● WHAT IS BEING ASKED:
Copy all records verbatim.
#####
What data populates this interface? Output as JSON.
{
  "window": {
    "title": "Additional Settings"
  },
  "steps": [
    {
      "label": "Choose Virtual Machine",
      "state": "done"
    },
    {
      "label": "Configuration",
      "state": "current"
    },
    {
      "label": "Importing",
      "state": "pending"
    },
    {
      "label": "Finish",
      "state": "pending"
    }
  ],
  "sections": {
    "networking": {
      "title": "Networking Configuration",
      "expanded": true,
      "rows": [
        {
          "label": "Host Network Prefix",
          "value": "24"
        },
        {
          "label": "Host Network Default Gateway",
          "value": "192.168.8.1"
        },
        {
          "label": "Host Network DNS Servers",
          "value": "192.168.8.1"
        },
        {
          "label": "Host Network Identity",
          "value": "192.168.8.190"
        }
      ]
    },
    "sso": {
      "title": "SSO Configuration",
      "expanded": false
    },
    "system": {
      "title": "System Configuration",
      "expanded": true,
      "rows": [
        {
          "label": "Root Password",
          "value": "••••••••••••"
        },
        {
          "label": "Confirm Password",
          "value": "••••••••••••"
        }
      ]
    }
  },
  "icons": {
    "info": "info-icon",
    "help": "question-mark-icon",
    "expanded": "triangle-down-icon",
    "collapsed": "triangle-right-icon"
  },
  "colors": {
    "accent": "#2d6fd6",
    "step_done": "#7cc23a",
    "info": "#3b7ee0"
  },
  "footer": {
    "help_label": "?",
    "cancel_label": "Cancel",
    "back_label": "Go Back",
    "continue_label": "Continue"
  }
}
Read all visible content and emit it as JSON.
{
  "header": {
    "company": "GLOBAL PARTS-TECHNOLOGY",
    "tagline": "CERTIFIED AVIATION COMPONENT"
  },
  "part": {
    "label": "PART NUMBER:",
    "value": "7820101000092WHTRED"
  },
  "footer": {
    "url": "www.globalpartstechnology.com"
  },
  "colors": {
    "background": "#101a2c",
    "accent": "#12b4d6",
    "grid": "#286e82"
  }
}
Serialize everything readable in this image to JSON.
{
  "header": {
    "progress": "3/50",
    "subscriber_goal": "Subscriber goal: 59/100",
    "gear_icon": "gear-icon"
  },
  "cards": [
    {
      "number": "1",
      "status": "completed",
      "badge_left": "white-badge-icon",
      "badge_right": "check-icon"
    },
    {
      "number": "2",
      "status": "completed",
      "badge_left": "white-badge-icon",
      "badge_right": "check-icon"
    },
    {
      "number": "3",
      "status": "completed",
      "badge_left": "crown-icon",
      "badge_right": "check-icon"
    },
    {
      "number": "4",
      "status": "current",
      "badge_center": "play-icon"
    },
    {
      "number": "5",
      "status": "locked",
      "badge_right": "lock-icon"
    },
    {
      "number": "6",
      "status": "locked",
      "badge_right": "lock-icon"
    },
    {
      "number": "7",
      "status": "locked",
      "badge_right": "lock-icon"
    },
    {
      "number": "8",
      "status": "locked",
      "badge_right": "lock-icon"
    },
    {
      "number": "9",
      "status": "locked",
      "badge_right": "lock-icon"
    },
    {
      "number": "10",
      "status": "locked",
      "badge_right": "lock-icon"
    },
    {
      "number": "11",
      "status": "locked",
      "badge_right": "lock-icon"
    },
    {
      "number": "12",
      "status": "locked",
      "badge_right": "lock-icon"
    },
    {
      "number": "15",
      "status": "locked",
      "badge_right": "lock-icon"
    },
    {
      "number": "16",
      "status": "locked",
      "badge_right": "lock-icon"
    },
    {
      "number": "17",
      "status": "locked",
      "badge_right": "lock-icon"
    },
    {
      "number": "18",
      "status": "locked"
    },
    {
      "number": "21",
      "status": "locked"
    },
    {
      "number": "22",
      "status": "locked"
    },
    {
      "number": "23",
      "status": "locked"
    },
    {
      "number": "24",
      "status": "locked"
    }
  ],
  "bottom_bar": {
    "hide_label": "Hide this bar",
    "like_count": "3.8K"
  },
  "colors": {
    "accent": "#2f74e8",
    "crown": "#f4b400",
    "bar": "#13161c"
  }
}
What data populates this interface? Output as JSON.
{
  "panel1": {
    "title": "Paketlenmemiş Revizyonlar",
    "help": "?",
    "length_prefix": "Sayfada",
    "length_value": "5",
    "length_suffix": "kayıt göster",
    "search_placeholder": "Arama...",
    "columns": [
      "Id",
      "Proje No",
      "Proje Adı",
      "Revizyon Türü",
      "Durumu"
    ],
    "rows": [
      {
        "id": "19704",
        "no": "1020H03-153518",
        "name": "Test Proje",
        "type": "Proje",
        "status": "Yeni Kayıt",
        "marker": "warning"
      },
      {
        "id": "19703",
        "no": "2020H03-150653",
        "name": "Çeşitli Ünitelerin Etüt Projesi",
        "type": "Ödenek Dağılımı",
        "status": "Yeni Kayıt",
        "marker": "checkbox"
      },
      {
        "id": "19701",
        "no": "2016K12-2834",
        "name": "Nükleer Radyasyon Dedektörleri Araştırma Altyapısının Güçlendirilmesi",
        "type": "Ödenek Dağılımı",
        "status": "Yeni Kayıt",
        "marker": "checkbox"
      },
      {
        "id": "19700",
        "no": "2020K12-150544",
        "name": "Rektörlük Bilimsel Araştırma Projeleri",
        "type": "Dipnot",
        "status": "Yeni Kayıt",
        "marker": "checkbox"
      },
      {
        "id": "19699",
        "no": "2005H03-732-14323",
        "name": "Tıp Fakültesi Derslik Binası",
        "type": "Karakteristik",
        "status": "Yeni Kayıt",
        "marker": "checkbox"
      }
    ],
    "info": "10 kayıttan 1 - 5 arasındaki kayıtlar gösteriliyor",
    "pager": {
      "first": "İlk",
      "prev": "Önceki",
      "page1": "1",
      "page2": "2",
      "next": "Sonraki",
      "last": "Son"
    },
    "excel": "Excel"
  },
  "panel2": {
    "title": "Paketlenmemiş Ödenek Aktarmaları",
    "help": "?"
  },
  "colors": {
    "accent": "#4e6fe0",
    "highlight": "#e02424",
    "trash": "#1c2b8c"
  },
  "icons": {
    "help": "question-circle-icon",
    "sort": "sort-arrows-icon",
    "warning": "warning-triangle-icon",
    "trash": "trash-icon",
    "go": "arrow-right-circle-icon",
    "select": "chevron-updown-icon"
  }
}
#####
● OUTPUT:
What data populates this interface? Output as JSON.
{
  "window": {
    "title": "Additional Settings"
  },
  "steps": [
    {
      "label": "Choose Virtual Machine",
      "state": "done"
    },
    {
      "label": "Configuration",
      "state": "current"
    },
    {
      "label": "Importing",
      "state": "pending"
    },
    {
      "label": "Finish",
      "state": "pending"
    }
  ],
  "sections": {
    "networking": {
      "title": "Networking Configuration",
      "expanded": true,
      "rows": [
        {
          "label": "Host Network Prefix",
          "value": "24"
        },
        {
          "label": "Host Network Default Gateway",
          "value": "192.168.8.1"
        },
        {
          "label": "Host Network DNS Servers",
          "value": "192.168.8.1"
        },
        {
          "label": "Host Network Identity",
          "value": "192.168.8.190"
        }
      ]
    },
    "sso": {
      "title": "SSO Configuration",
      "expanded": false
    },
    "system": {
      "title": "System Configuration",
      "expanded": true,
      "rows": [
        {
          "label": "Root Password",
          "value": "••••••••••••"
        },
        {
          "label": "Confirm Password",
          "value": "••••••••••••"
        }
      ]
    }
  },
  "icons": {
    "info": "info-icon",
    "help": "question-mark-icon",
    "expanded": "triangle-down-icon",
    "collapsed": "triangle-right-icon"
  },
  "colors": {
    "accent": "#2d6fd6",
    "step_done": "#7cc23a",
    "info": "#3b7ee0"
  },
  "footer": {
    "help_label": "?",
    "cancel_label": "Cancel",
    "back_label": "Go Back",
    "continue_label": "Continue"
  }
}
Read all visible content and emit it as JSON.
{
  "header": {
    "company": "GLOBAL PARTS-TECHNOLOGY",
    "tagline": "CERTIFIED AVIATION COMPONENT"
  },
  "part": {
    "label": "PART NUMBER:",
    "value": "7820101000092WHTRED"
  },
  "footer": {
    "url": "www.globalpartstechnology.com"
  },
  "colors": {
    "background": "#101a2c",
    "accent": "#12b4d6",
    "grid": "#286e82"
  }
}
Serialize everything readable in this image to JSON.
{
  "header": {
    "progress": "3/50",
    "subscriber_goal": "Subscriber goal: 59/100",
    "gear_icon": "gear-icon"
  },
  "cards": [
    {
      "number": "1",
      "status": "completed",
      "badge_left": "white-badge-icon",
      "badge_right": "check-icon"
    },
    {
      "number": "2",
      "status": "completed",
      "badge_left": "white-badge-icon",
      "badge_right": "check-icon"
    },
    {
      "number": "3",
      "status": "completed",
      "badge_left": "crown-icon",
      "badge_right": "check-icon"
    },
    {
      "number": "4",
      "status": "current",
      "badge_center": "play-icon"
    },
    {
      "number": "5",
      "status": "locked",
      "badge_right": "lock-icon"
    },
    {
      "number": "6",
      "status": "locked",
      "badge_right": "lock-icon"
    },
    {
      "number": "7",
      "status": "locked",
      "badge_right": "lock-icon"
    },
    {
      "number": "8",
      "status": "locked",
      "badge_right": "lock-icon"
    },
    {
      "number": "9",
      "status": "locked",
      "badge_right": "lock-icon"
    },
    {
      "number": "10",
      "status": "locked",
      "badge_right": "lock-icon"
    },
    {
      "number": "11",
      "status": "locked",
      "badge_right": "lock-icon"
    },
    {
      "number": "12",
      "status": "locked",
      "badge_right": "lock-icon"
    },
    {
      "number": "15",
      "status": "locked",
      "badge_right": "lock-icon"
    },
    {
      "number": "16",
      "status": "locked",
      "badge_right": "lock-icon"
    },
    {
      "number": "17",
      "status": "locked",
      "badge_right": "lock-icon"
    },
    {
      "number": "18",
      "status": "locked"
    },
    {
      "number": "21",
      "status": "locked"
    },
    {
      "number": "22",
      "status": "locked"
    },
    {
      "number": "23",
      "status": "locked"
    },
    {
      "number": "24",
      "status": "locked"
    }
  ],
  "bottom_bar": {
    "hide_label": "Hide this bar",
    "like_count": "3.8K"
  },
  "colors": {
    "accent": "#2f74e8",
    "crown": "#f4b400",
    "bar": "#13161c"
  }
}
What data populates this interface? Output as JSON.
{
  "panel1": {
    "title": "Paketlenmemiş Revizyonlar",
    "help": "?",
    "length_prefix": "Sayfada",
    "length_value": "5",
    "length_suffix": "kayıt göster",
    "search_placeholder": "Arama...",
    "columns": [
      "Id",
      "Proje No",
      "Proje Adı",
      "Revizyon Türü",
      "Durumu"
    ],
    "rows": [
      {
        "id": "19704",
        "no": "1020H03-153518",
        "name": "Test Proje",
        "type": "Proje",
        "status": "Yeni Kayıt",
        "marker": "warning"
      },
      {
        "id": "19703",
        "no": "2020H03-150653",
        "name": "Çeşitli Ünitelerin Etüt Projesi",
        "type": "Ödenek Dağılımı",
        "status": "Yeni Kayıt",
        "marker": "checkbox"
      },
      {
        "id": "19701",
        "no": "2016K12-2834",
        "name": "Nükleer Radyasyon Dedektörleri Araştırma Altyapısının Güçlendirilmesi",
        "type": "Ödenek Dağılımı",
        "status": "Yeni Kayıt",
        "marker": "checkbox"
      },
      {
        "id": "19700",
        "no": "2020K12-150544",
        "name": "Rektörlük Bilimsel Araştırma Projeleri",
        "type": "Dipnot",
        "status": "Yeni Kayıt",
        "marker": "checkbox"
      },
      {
        "id": "19699",
        "no": "2005H03-732-14323",
        "name": "Tıp Fakültesi Derslik Binası",
        "type": "Karakteristik",
        "status": "Yeni Kayıt",
        "marker": "checkbox"
      }
    ],
    "info": "10 kayıttan 1 - 5 arasındaki kayıtlar gösteriliyor",
    "pager": {
      "first": "İlk",
      "prev": "Önceki",
      "page1": "1",
      "page2": "2",
      "next": "Sonraki",
      "last": "Son"
    },
    "excel": "Excel"
  },
  "panel2": {
    "title": "Paketlenmemiş Ödenek Aktarmaları",
    "help": "?"
  },
  "colors": {
    "accent": "#4e6fe0",
    "highlight": "#e02424",
    "trash": "#1c2b8c"
  },
  "icons": {
    "help": "question-circle-icon",
    "sort": "sort-arrows-icon",
    "warning": "warning-triangle-icon",
    "trash": "trash-icon",
    "go": "arrow-right-circle-icon",
    "select": "chevron-updown-icon"
  }
}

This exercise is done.